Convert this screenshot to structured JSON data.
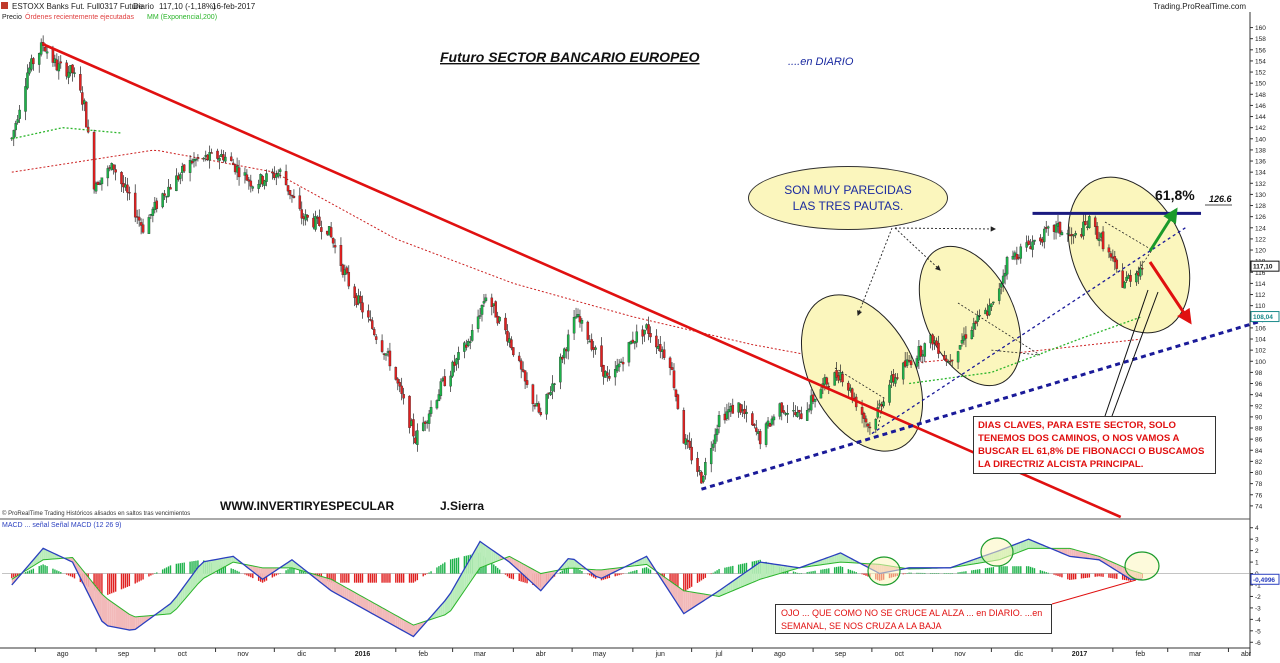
{
  "header": {
    "instrument": "ESTOXX Banks Fut. Full0317 Future",
    "period": "Diario",
    "last": "117,10 (-1,18%)",
    "date": "16-feb-2017",
    "source": "Trading.ProRealTime.com"
  },
  "legend_top": {
    "price_label": "Precio",
    "orders_label": "Órdenes recientemente ejecutadas",
    "ma_label": "MM (Exponencial,200)"
  },
  "titles": {
    "main": "Futuro  SECTOR BANCARIO EUROPEO",
    "sub": "....en DIARIO"
  },
  "annotations": {
    "bubble": "SON MUY PARECIDAS LAS TRES PAUTAS.",
    "fib_label": "61,8%",
    "fib_value": "126.6",
    "callout": "DIAS CLAVES, PARA ESTE SECTOR, SOLO TENEMOS DOS CAMINOS, O NOS VAMOS A BUSCAR EL 61,8% DE FIBONACCI O BUSCAMOS LA DIRECTRIZ ALCISTA PRINCIPAL.",
    "website": "WWW.INVERTIRYESPECULAR",
    "author": "J.Sierra",
    "macd_note": "OJO ... QUE COMO NO SE CRUCE AL ALZA ... en DIARIO. ...en SEMANAL, SE NOS CRUZA A LA BAJA",
    "footer_note": "© ProRealTime Trading Históricos alisados en saltos tras vencimientos"
  },
  "colors": {
    "up": "#1db24a",
    "down": "#e02020",
    "trend_down": "#e01010",
    "trend_up": "#1a1a99",
    "ma": "#2bb52b",
    "ma200": "#cc2020",
    "macd": "#2a3fbf",
    "signal": "#2bb52b",
    "ellipse_fill": "#fbf6bd",
    "price_tag": "#111111",
    "ma_tag": "#1a8a8a"
  },
  "chart_data": [
    {
      "type": "candlestick",
      "title": "Futuro  SECTOR BANCARIO EUROPEO",
      "x_labels": [
        "ago",
        "sep",
        "oct",
        "nov",
        "dic",
        "2016",
        "feb",
        "mar",
        "abr",
        "may",
        "jun",
        "jul",
        "ago",
        "sep",
        "oct",
        "nov",
        "dic",
        "2017",
        "feb",
        "mar",
        "abr"
      ],
      "y_ticks": [
        74,
        76,
        78,
        80,
        82,
        84,
        86,
        88,
        90,
        92,
        94,
        96,
        98,
        100,
        102,
        104,
        106,
        108,
        110,
        112,
        114,
        116,
        118,
        120,
        122,
        124,
        126,
        128,
        130,
        132,
        134,
        136,
        138,
        140,
        142,
        144,
        146,
        148,
        150,
        152,
        154,
        156,
        158,
        160
      ],
      "ylim": [
        72,
        161
      ],
      "last_price": "117,10",
      "ma_value": "108,04",
      "fib_level": 126.6,
      "price_path": [
        [
          "2015-07-20",
          140
        ],
        [
          "2015-07-28",
          152
        ],
        [
          "2015-08-05",
          157
        ],
        [
          "2015-08-12",
          153
        ],
        [
          "2015-08-20",
          152
        ],
        [
          "2015-08-26",
          146
        ],
        [
          "2015-08-31",
          132
        ],
        [
          "2015-09-10",
          135
        ],
        [
          "2015-09-25",
          124
        ],
        [
          "2015-10-05",
          130
        ],
        [
          "2015-10-20",
          136
        ],
        [
          "2015-11-05",
          137
        ],
        [
          "2015-11-20",
          132
        ],
        [
          "2015-12-04",
          134
        ],
        [
          "2015-12-15",
          126
        ],
        [
          "2015-12-28",
          124
        ],
        [
          "2016-01-08",
          114
        ],
        [
          "2016-01-20",
          106
        ],
        [
          "2016-01-29",
          100
        ],
        [
          "2016-02-11",
          86
        ],
        [
          "2016-02-25",
          96
        ],
        [
          "2016-03-10",
          104
        ],
        [
          "2016-03-18",
          112
        ],
        [
          "2016-03-30",
          104
        ],
        [
          "2016-04-07",
          96
        ],
        [
          "2016-04-15",
          90
        ],
        [
          "2016-04-25",
          100
        ],
        [
          "2016-05-03",
          108
        ],
        [
          "2016-05-10",
          104
        ],
        [
          "2016-05-20",
          96
        ],
        [
          "2016-06-01",
          104
        ],
        [
          "2016-06-08",
          106
        ],
        [
          "2016-06-20",
          100
        ],
        [
          "2016-06-27",
          86
        ],
        [
          "2016-07-06",
          79
        ],
        [
          "2016-07-15",
          90
        ],
        [
          "2016-07-25",
          92
        ],
        [
          "2016-08-05",
          86
        ],
        [
          "2016-08-15",
          92
        ],
        [
          "2016-08-25",
          90
        ],
        [
          "2016-09-07",
          96
        ],
        [
          "2016-09-15",
          98
        ],
        [
          "2016-09-30",
          88
        ],
        [
          "2016-10-10",
          96
        ],
        [
          "2016-10-20",
          100
        ],
        [
          "2016-11-01",
          104
        ],
        [
          "2016-11-09",
          100
        ],
        [
          "2016-11-20",
          106
        ],
        [
          "2016-12-02",
          110
        ],
        [
          "2016-12-09",
          118
        ],
        [
          "2016-12-20",
          121
        ],
        [
          "2017-01-03",
          124
        ],
        [
          "2017-01-12",
          122
        ],
        [
          "2017-01-20",
          125
        ],
        [
          "2017-01-26",
          122
        ],
        [
          "2017-02-06",
          114
        ],
        [
          "2017-02-16",
          117.1
        ]
      ],
      "ma200_path": [
        [
          "2015-07-20",
          134
        ],
        [
          "2015-10-01",
          138
        ],
        [
          "2015-12-01",
          134
        ],
        [
          "2016-02-01",
          122
        ],
        [
          "2016-04-01",
          114
        ],
        [
          "2016-06-01",
          108
        ],
        [
          "2016-08-01",
          103
        ],
        [
          "2016-10-01",
          99
        ],
        [
          "2016-12-01",
          101
        ],
        [
          "2017-02-16",
          104
        ]
      ],
      "ma_green_path": [
        [
          "2015-07-20",
          140
        ],
        [
          "2015-08-15",
          142
        ],
        [
          "2015-09-15",
          141
        ],
        [
          "2016-10-20",
          96
        ],
        [
          "2016-12-01",
          98
        ],
        [
          "2017-01-15",
          104
        ],
        [
          "2017-02-16",
          108.04
        ]
      ],
      "trendlines": [
        {
          "name": "bajista principal",
          "from": [
            "2015-08-05",
            157
          ],
          "to": [
            "2017-02-05",
            72
          ]
        },
        {
          "name": "directriz alcista",
          "from": [
            "2016-07-06",
            77
          ],
          "to": [
            "2017-04-25",
            108
          ]
        },
        {
          "name": "directriz alcista secundaria",
          "from": [
            "2016-10-01",
            87
          ],
          "to": [
            "2017-03-10",
            124
          ]
        },
        {
          "name": "fibonacci 61,8%",
          "from": [
            "2016-12-22",
            126.6
          ],
          "to": [
            "2017-03-18",
            126.6
          ]
        }
      ]
    },
    {
      "type": "line",
      "title": "MACD",
      "series": [
        {
          "name": "MACD",
          "values": "macd_path"
        },
        {
          "name": "Señal",
          "values": "signal_path"
        }
      ],
      "legend": "MACD ... señal Señal MACD (12 26 9)",
      "y_ticks": [
        4,
        3,
        2,
        1,
        0,
        -1,
        -2,
        -3,
        -4,
        -5,
        -6
      ],
      "ylim": [
        -6.5,
        4.5
      ],
      "current_macd": "-0,4996",
      "macd_path": [
        [
          "2015-07-20",
          -1
        ],
        [
          "2015-08-05",
          2.2
        ],
        [
          "2015-08-20",
          1.0
        ],
        [
          "2015-09-05",
          -4.5
        ],
        [
          "2015-09-20",
          -5.0
        ],
        [
          "2015-10-10",
          -2.5
        ],
        [
          "2015-10-25",
          1.0
        ],
        [
          "2015-11-10",
          1.5
        ],
        [
          "2015-11-25",
          -0.5
        ],
        [
          "2015-12-10",
          1.2
        ],
        [
          "2015-12-30",
          -1.5
        ],
        [
          "2016-01-20",
          -3.5
        ],
        [
          "2016-02-10",
          -5.5
        ],
        [
          "2016-02-28",
          -2.0
        ],
        [
          "2016-03-15",
          2.8
        ],
        [
          "2016-03-30",
          1.0
        ],
        [
          "2016-04-15",
          -1.5
        ],
        [
          "2016-04-30",
          1.5
        ],
        [
          "2016-05-15",
          -0.5
        ],
        [
          "2016-06-08",
          1.5
        ],
        [
          "2016-06-27",
          -3.5
        ],
        [
          "2016-07-15",
          -1.5
        ],
        [
          "2016-08-05",
          1.0
        ],
        [
          "2016-08-25",
          0.5
        ],
        [
          "2016-09-15",
          1.8
        ],
        [
          "2016-10-05",
          0.0
        ],
        [
          "2016-10-20",
          0.5
        ],
        [
          "2016-11-10",
          0.5
        ],
        [
          "2016-12-05",
          2.0
        ],
        [
          "2016-12-20",
          3.0
        ],
        [
          "2017-01-10",
          1.5
        ],
        [
          "2017-01-25",
          1.2
        ],
        [
          "2017-02-10",
          -0.5
        ],
        [
          "2017-02-16",
          -0.4996
        ]
      ],
      "signal_path": [
        [
          "2015-07-20",
          -0.5
        ],
        [
          "2015-08-05",
          1.2
        ],
        [
          "2015-08-20",
          1.4
        ],
        [
          "2015-09-05",
          -2.0
        ],
        [
          "2015-09-20",
          -3.8
        ],
        [
          "2015-10-10",
          -3.5
        ],
        [
          "2015-10-25",
          -0.5
        ],
        [
          "2015-11-10",
          1.0
        ],
        [
          "2015-11-25",
          0.5
        ],
        [
          "2015-12-10",
          0.5
        ],
        [
          "2015-12-30",
          -0.5
        ],
        [
          "2016-01-20",
          -2.5
        ],
        [
          "2016-02-10",
          -4.5
        ],
        [
          "2016-02-28",
          -3.5
        ],
        [
          "2016-03-15",
          0.5
        ],
        [
          "2016-03-30",
          1.5
        ],
        [
          "2016-04-15",
          0.0
        ],
        [
          "2016-04-30",
          0.5
        ],
        [
          "2016-05-15",
          0.3
        ],
        [
          "2016-06-08",
          0.8
        ],
        [
          "2016-06-27",
          -1.5
        ],
        [
          "2016-07-15",
          -2.0
        ],
        [
          "2016-08-05",
          -0.5
        ],
        [
          "2016-08-25",
          0.5
        ],
        [
          "2016-09-15",
          1.0
        ],
        [
          "2016-10-05",
          0.8
        ],
        [
          "2016-10-20",
          0.4
        ],
        [
          "2016-11-10",
          0.5
        ],
        [
          "2016-12-05",
          1.2
        ],
        [
          "2016-12-20",
          2.2
        ],
        [
          "2017-01-10",
          2.2
        ],
        [
          "2017-01-25",
          1.5
        ],
        [
          "2017-02-10",
          0.3
        ],
        [
          "2017-02-16",
          0.0
        ]
      ]
    }
  ]
}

________________________________________

What the exercise asks
Show every line that contains the word "EUROPEO".

Response to the exercise
    "main": "Futuro  SECTOR BANCARIO EUROPEO",
      "title": "Futuro  SECTOR BANCARIO EUROPEO",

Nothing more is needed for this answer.